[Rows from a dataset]
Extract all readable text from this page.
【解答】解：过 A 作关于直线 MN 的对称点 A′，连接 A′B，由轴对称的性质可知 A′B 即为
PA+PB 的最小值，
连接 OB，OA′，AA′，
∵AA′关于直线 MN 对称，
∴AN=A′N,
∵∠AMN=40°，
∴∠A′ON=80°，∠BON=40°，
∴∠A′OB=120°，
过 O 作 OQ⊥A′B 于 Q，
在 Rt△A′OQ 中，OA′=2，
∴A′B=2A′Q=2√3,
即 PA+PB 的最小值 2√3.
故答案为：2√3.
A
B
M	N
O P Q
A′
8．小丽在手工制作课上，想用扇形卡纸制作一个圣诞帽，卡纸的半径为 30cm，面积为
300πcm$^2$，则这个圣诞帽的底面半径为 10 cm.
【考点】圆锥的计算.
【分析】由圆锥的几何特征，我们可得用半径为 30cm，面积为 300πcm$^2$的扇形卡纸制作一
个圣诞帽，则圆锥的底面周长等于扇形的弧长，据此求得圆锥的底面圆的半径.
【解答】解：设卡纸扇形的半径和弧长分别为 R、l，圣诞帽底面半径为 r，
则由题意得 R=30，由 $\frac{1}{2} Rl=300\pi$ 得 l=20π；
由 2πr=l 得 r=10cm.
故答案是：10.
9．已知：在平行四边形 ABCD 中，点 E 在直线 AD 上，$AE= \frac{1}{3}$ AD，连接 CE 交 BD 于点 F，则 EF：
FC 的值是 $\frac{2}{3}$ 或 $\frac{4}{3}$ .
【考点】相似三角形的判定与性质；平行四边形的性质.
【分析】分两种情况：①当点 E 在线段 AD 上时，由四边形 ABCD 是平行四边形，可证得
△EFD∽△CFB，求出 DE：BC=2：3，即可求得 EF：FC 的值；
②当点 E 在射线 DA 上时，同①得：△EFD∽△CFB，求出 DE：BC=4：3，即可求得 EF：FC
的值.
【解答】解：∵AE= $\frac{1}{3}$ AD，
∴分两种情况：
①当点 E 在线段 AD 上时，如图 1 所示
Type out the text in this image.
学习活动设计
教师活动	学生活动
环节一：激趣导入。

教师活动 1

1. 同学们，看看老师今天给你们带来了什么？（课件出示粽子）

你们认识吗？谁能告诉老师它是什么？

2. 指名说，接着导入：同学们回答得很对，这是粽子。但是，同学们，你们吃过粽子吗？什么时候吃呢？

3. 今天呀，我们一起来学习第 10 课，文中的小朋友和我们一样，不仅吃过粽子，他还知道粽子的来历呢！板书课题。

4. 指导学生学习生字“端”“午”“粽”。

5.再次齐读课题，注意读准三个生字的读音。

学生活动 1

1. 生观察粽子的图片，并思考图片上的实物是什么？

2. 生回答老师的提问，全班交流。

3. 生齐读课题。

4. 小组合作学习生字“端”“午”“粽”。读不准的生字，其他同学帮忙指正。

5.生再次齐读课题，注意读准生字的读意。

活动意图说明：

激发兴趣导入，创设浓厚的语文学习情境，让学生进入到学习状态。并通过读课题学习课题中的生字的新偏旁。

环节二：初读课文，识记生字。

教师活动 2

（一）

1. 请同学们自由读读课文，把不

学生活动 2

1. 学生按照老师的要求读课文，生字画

PROMPT | Faithfully reproduce all of the records, character for character.

RESULT |
Extract all readable text from this page.
【解答】解：过 A 作关于直线 MN 的对称点 A′，连接 A′B，由轴对称的性质可知 A′B 即为
PA+PB 的最小值，
连接 OB，OA′，AA′，
∵AA′关于直线 MN 对称，
∴AN=A′N,
∵∠AMN=40°，
∴∠A′ON=80°，∠BON=40°，
∴∠A′OB=120°，
过 O 作 OQ⊥A′B 于 Q，
在 Rt△A′OQ 中，OA′=2，
∴A′B=2A′Q=2√3,
即 PA+PB 的最小值 2√3.
故答案为：2√3.
A
B
M	N
O P Q
A′
8．小丽在手工制作课上，想用扇形卡纸制作一个圣诞帽，卡纸的半径为 30cm，面积为
300πcm$^2$，则这个圣诞帽的底面半径为 10 cm.
【考点】圆锥的计算.
【分析】由圆锥的几何特征，我们可得用半径为 30cm，面积为 300πcm$^2$的扇形卡纸制作一
个圣诞帽，则圆锥的底面周长等于扇形的弧长，据此求得圆锥的底面圆的半径.
【解答】解：设卡纸扇形的半径和弧长分别为 R、l，圣诞帽底面半径为 r，
则由题意得 R=30，由 $\frac{1}{2} Rl=300\pi$ 得 l=20π；
由 2πr=l 得 r=10cm.
故答案是：10.
9．已知：在平行四边形 ABCD 中，点 E 在直线 AD 上，$AE= \frac{1}{3}$ AD，连接 CE 交 BD 于点 F，则 EF：
FC 的值是 $\frac{2}{3}$ 或 $\frac{4}{3}$ .
【考点】相似三角形的判定与性质；平行四边形的性质.
【分析】分两种情况：①当点 E 在线段 AD 上时，由四边形 ABCD 是平行四边形，可证得
△EFD∽△CFB，求出 DE：BC=2：3，即可求得 EF：FC 的值；
②当点 E 在射线 DA 上时，同①得：△EFD∽△CFB，求出 DE：BC=4：3，即可求得 EF：FC
的值.
【解答】解：∵AE= $\frac{1}{3}$ AD，
∴分两种情况：
①当点 E 在线段 AD 上时，如图 1 所示
Type out the text in this image.
学习活动设计
教师活动	学生活动
环节一：激趣导入。

教师活动 1

1. 同学们，看看老师今天给你们带来了什么？（课件出示粽子）

你们认识吗？谁能告诉老师它是什么？

2. 指名说，接着导入：同学们回答得很对，这是粽子。但是，同学们，你们吃过粽子吗？什么时候吃呢？

3. 今天呀，我们一起来学习第 10 课，文中的小朋友和我们一样，不仅吃过粽子，他还知道粽子的来历呢！板书课题。

4. 指导学生学习生字“端”“午”“粽”。

5.再次齐读课题，注意读准三个生字的读音。

学生活动 1

1. 生观察粽子的图片，并思考图片上的实物是什么？

2. 生回答老师的提问，全班交流。

3. 生齐读课题。

4. 小组合作学习生字“端”“午”“粽”。读不准的生字，其他同学帮忙指正。

5.生再次齐读课题，注意读准生字的读意。

活动意图说明：

激发兴趣导入，创设浓厚的语文学习情境，让学生进入到学习状态。并通过读课题学习课题中的生字的新偏旁。

环节二：初读课文，识记生字。

教师活动 2

（一）

1. 请同学们自由读读课文，把不

学生活动 2

1. 学生按照老师的要求读课文，生字画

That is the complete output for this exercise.